Aim of the task.
Your response should consist of the entire listing, transcribed exactly, with every image left out.

[[ Records, beginning ]]

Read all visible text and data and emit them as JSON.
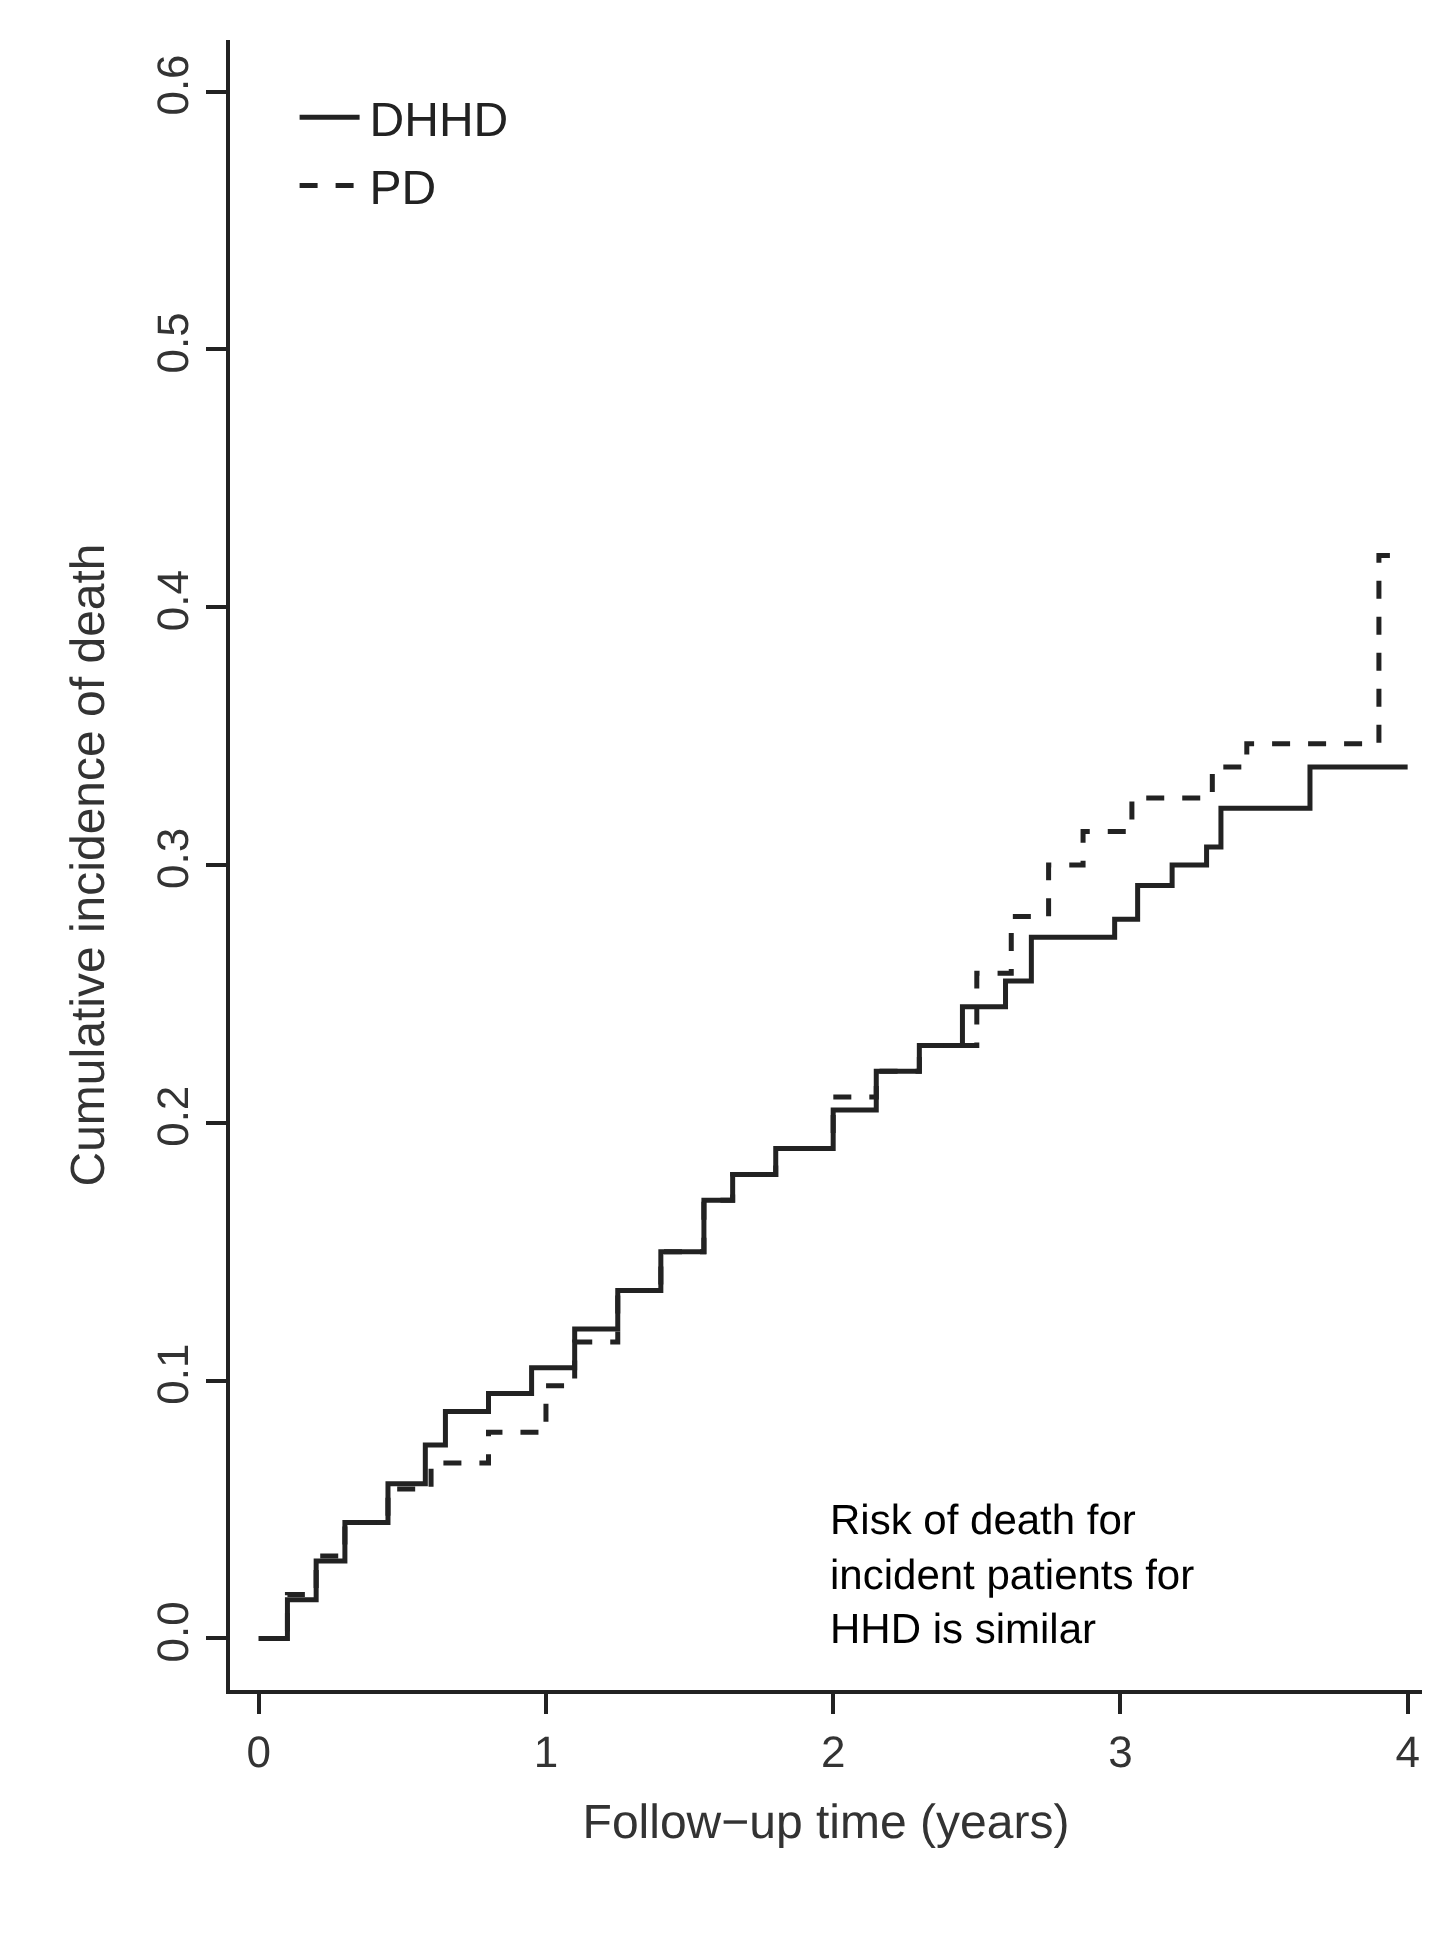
{
  "chart_data": {
    "type": "step",
    "xlabel": "Follow−up time (years)",
    "ylabel": "Cumulative incidence of death",
    "xlim": [
      -0.1,
      4.05
    ],
    "ylim": [
      -0.02,
      0.62
    ],
    "xticks": [
      0,
      1,
      2,
      3,
      4
    ],
    "yticks": [
      {
        "value": 0,
        "label": "0.0"
      },
      {
        "value": 0.1,
        "label": "0.1"
      },
      {
        "value": 0.2,
        "label": "0.2"
      },
      {
        "value": 0.3,
        "label": "0.3"
      },
      {
        "value": 0.4,
        "label": "0.4"
      },
      {
        "value": 0.5,
        "label": "0.5"
      },
      {
        "value": 0.6,
        "label": "0.6"
      }
    ],
    "series": [
      {
        "name": "DHHD",
        "color": "#222222",
        "line_style": "solid",
        "x": [
          0,
          0.1,
          0.2,
          0.3,
          0.45,
          0.58,
          0.65,
          0.8,
          0.95,
          1.1,
          1.25,
          1.4,
          1.55,
          1.65,
          1.8,
          2.0,
          2.15,
          2.3,
          2.45,
          2.6,
          2.69,
          2.98,
          3.06,
          3.18,
          3.3,
          3.35,
          3.66,
          4.0
        ],
        "values": [
          0,
          0.015,
          0.03,
          0.045,
          0.06,
          0.075,
          0.088,
          0.095,
          0.105,
          0.12,
          0.135,
          0.15,
          0.17,
          0.18,
          0.19,
          0.205,
          0.22,
          0.23,
          0.245,
          0.255,
          0.272,
          0.279,
          0.292,
          0.3,
          0.307,
          0.322,
          0.338,
          0.338
        ]
      },
      {
        "name": "PD",
        "color": "#222222",
        "line_style": "dashed",
        "x": [
          0,
          0.1,
          0.2,
          0.3,
          0.45,
          0.6,
          0.8,
          1.0,
          1.1,
          1.25,
          1.4,
          1.55,
          1.65,
          1.8,
          2.0,
          2.15,
          2.3,
          2.5,
          2.62,
          2.75,
          2.87,
          3.04,
          3.32,
          3.44,
          3.9,
          3.95
        ],
        "values": [
          0,
          0.017,
          0.032,
          0.045,
          0.058,
          0.068,
          0.08,
          0.098,
          0.115,
          0.135,
          0.15,
          0.17,
          0.18,
          0.19,
          0.21,
          0.22,
          0.23,
          0.258,
          0.28,
          0.3,
          0.313,
          0.326,
          0.338,
          0.347,
          0.42,
          0.42
        ]
      }
    ],
    "legend": "top left",
    "annotations": [
      "Risk of death for\nincident patients for\nHHD is similar"
    ]
  }
}
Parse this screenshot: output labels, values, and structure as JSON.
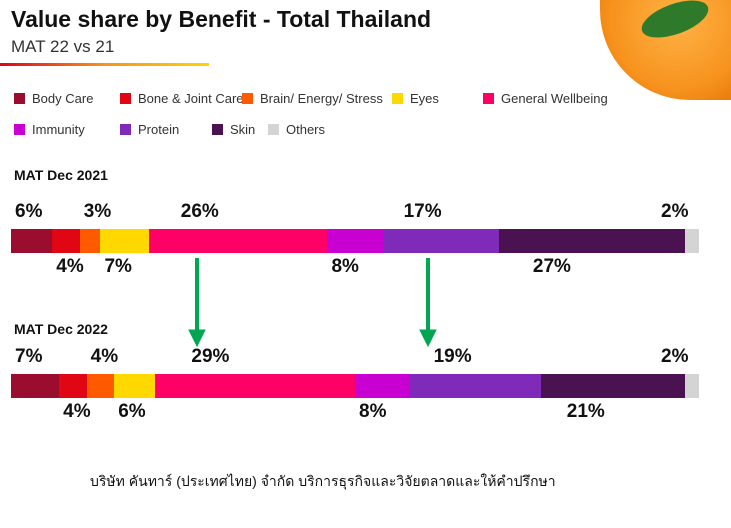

[[ Records, end ]]

Exercise solution.
Read all visible text and data and emit them as JSON.
{
  "chart_data": {
    "type": "step",
    "xlabel": "Follow−up time (years)",
    "ylabel": "Cumulative incidence of death",
    "xlim": [
      -0.1,
      4.05
    ],
    "ylim": [
      -0.02,
      0.62
    ],
    "xticks": [
      0,
      1,
      2,
      3,
      4
    ],
    "yticks": [
      {
        "value": 0,
        "label": "0.0"
      },
      {
        "value": 0.1,
        "label": "0.1"
      },
      {
        "value": 0.2,
        "label": "0.2"
      },
      {
        "value": 0.3,
        "label": "0.3"
      },
      {
        "value": 0.4,
        "label": "0.4"
      },
      {
        "value": 0.5,
        "label": "0.5"
      },
      {
        "value": 0.6,
        "label": "0.6"
      }
    ],
    "series": [
      {
        "name": "DHHD",
        "color": "#222222",
        "line_style": "solid",
        "x": [
          0,
          0.1,
          0.2,
          0.3,
          0.45,
          0.58,
          0.65,
          0.8,
          0.95,
          1.1,
          1.25,
          1.4,
          1.55,
          1.65,
          1.8,
          2.0,
          2.15,
          2.3,
          2.45,
          2.6,
          2.69,
          2.98,
          3.06,
          3.18,
          3.3,
          3.35,
          3.66,
          4.0
        ],
        "values": [
          0,
          0.015,
          0.03,
          0.045,
          0.06,
          0.075,
          0.088,
          0.095,
          0.105,
          0.12,
          0.135,
          0.15,
          0.17,
          0.18,
          0.19,
          0.205,
          0.22,
          0.23,
          0.245,
          0.255,
          0.272,
          0.279,
          0.292,
          0.3,
          0.307,
          0.322,
          0.338,
          0.338
        ]
      },
      {
        "name": "PD",
        "color": "#222222",
        "line_style": "dashed",
        "x": [
          0,
          0.1,
          0.2,
          0.3,
          0.45,
          0.6,
          0.8,
          1.0,
          1.1,
          1.25,
          1.4,
          1.55,
          1.65,
          1.8,
          2.0,
          2.15,
          2.3,
          2.5,
          2.62,
          2.75,
          2.87,
          3.04,
          3.32,
          3.44,
          3.9,
          3.95
        ],
        "values": [
          0,
          0.017,
          0.032,
          0.045,
          0.058,
          0.068,
          0.08,
          0.098,
          0.115,
          0.135,
          0.15,
          0.17,
          0.18,
          0.19,
          0.21,
          0.22,
          0.23,
          0.258,
          0.28,
          0.3,
          0.313,
          0.326,
          0.338,
          0.347,
          0.42,
          0.42
        ]
      }
    ],
    "legend": "top left",
    "annotations": [
      "Risk of death for\nincident patients for\nHHD is similar"
    ]
  }
}
Parse this screenshot: output labels, values, and structure as JSON.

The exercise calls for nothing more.